## begin
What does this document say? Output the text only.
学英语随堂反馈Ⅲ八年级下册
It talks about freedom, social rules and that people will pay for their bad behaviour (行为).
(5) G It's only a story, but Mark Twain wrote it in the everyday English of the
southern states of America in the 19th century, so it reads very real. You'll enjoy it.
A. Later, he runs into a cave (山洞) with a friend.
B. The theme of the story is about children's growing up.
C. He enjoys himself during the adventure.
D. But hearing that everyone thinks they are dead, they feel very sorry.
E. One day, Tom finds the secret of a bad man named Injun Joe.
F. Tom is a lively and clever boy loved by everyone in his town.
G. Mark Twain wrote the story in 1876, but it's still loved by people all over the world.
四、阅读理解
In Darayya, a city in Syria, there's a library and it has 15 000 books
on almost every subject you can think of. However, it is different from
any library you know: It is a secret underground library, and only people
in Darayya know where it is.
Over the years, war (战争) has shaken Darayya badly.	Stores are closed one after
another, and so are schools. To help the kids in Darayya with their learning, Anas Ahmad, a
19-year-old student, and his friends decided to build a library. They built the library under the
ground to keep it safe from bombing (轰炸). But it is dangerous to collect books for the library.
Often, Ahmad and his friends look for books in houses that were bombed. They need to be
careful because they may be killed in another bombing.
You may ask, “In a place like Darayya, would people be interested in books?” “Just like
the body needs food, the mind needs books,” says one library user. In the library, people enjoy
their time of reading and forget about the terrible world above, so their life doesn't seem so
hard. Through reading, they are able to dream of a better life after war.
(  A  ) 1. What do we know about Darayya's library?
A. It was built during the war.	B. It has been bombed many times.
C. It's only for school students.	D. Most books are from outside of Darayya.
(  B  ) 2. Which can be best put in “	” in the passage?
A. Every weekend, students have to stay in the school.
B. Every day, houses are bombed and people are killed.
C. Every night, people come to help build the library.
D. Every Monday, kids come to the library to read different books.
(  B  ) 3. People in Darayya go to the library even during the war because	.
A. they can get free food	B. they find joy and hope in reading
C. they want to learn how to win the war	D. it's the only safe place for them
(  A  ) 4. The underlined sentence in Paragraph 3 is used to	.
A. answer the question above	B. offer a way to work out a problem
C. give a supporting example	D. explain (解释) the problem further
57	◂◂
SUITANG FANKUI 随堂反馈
## end
### Challenge:
Among the entries above, identify all lines with "bombed" and copy them.

### Answer to this task:
Often, Ahmad and his friends look for books in houses that were bombed. They need to be
A. It was built during the war.	B. It has been bombed many times.
B. Every day, houses are bombed and people are killed.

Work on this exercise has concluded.